### YOUR INSTRUCTIONS
Extract all lines that hold the string "Puntius".

********

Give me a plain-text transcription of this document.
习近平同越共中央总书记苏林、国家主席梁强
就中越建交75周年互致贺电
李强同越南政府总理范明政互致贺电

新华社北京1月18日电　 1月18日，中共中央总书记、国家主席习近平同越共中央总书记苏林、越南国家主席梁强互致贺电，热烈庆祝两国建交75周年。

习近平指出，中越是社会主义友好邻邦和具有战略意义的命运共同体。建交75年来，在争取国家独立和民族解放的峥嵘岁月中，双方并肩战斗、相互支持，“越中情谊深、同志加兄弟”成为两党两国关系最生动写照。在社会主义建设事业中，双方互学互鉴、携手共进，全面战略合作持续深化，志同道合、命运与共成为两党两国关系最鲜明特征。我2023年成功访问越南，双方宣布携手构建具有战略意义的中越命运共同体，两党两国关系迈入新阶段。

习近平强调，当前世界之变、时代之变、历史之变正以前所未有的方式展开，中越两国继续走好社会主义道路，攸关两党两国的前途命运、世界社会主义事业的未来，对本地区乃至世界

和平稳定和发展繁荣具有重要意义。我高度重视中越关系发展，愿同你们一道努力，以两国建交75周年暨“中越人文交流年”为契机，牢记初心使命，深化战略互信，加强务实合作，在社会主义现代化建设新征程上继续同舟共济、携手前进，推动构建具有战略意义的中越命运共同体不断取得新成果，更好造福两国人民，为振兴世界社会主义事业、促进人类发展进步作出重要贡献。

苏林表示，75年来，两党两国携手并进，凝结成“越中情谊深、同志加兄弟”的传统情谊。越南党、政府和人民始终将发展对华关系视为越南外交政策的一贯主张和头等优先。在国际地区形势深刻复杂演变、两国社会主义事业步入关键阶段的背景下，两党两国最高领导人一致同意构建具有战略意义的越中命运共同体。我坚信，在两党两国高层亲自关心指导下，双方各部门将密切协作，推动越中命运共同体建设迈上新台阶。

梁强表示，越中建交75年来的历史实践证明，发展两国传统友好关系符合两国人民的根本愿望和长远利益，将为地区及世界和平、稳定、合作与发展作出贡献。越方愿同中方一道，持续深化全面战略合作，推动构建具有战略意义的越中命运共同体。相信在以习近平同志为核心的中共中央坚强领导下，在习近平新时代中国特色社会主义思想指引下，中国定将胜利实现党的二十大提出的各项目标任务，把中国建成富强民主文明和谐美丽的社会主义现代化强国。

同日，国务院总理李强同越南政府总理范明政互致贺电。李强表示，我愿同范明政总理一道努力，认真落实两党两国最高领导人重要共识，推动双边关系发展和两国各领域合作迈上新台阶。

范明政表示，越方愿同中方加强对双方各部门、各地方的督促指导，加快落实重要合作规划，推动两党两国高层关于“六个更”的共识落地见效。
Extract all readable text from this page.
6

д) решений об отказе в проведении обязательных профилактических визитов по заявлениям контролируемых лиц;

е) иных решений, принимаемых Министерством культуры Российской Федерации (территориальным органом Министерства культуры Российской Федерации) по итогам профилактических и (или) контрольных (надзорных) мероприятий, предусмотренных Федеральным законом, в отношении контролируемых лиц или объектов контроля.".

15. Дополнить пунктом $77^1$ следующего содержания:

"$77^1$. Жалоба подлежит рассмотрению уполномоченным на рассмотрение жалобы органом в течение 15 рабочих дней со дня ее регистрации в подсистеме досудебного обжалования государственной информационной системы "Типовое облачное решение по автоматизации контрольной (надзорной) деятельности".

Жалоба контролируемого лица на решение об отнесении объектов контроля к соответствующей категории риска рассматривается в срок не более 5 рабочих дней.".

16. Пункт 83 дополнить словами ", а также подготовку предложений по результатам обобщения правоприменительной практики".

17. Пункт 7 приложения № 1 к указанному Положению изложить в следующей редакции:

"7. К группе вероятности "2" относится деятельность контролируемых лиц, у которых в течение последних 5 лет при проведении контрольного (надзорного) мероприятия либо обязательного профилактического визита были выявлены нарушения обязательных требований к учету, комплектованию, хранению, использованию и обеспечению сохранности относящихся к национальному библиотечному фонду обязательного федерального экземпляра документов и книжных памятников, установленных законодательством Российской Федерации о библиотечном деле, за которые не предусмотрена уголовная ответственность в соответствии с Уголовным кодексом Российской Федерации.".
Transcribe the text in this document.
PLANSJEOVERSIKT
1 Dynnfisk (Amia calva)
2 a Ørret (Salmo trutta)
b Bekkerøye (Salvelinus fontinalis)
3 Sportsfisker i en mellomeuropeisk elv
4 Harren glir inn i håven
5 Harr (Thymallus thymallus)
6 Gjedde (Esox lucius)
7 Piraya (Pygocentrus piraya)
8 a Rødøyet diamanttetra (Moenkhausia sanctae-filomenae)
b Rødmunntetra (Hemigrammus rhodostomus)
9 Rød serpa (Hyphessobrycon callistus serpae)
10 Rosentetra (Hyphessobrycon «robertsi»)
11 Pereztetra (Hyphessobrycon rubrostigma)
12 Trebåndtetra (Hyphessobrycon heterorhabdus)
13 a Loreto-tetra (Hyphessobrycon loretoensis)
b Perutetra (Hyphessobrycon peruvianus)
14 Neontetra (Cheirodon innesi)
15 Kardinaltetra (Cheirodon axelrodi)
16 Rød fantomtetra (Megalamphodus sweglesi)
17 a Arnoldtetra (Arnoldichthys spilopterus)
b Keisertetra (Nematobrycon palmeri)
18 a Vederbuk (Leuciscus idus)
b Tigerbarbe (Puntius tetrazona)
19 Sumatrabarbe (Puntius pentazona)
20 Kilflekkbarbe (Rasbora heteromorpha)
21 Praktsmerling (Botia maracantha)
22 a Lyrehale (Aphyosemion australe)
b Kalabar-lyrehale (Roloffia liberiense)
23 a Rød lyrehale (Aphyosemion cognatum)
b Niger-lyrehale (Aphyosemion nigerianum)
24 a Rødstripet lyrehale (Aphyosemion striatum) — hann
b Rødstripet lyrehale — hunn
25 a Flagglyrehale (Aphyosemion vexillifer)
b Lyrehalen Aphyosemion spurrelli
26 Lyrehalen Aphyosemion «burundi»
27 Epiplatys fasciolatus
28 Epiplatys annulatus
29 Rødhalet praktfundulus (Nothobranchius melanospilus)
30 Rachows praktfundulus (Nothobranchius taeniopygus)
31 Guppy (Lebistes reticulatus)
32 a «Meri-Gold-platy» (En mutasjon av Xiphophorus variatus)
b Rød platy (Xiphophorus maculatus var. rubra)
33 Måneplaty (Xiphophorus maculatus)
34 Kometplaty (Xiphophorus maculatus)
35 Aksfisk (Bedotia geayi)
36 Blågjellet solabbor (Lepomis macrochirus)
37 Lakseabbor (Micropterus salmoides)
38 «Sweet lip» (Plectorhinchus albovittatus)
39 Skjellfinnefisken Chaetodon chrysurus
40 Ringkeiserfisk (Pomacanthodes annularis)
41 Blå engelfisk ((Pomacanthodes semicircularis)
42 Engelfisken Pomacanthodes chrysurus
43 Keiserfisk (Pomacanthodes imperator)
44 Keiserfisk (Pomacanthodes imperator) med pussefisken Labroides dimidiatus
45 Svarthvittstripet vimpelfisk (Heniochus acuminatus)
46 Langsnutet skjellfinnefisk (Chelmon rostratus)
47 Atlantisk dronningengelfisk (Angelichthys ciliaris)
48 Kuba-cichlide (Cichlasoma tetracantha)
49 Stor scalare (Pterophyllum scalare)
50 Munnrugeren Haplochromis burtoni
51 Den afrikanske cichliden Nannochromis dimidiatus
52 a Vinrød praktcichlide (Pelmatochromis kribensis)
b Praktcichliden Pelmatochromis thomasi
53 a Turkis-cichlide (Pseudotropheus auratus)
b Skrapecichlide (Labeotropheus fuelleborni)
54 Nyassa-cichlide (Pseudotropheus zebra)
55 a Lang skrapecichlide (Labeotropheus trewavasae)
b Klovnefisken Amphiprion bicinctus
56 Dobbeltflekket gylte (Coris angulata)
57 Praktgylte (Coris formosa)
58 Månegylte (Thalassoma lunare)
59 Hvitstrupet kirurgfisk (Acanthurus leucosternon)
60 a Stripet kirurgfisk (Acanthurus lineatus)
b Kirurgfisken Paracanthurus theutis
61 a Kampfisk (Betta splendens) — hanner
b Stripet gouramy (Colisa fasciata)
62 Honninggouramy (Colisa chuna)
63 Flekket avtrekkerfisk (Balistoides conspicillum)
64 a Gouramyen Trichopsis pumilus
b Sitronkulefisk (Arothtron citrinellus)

********

### EXERCISE SOLUTION
b Tigerbarbe (Puntius tetrazona)
19 Sumatrabarbe (Puntius pentazona)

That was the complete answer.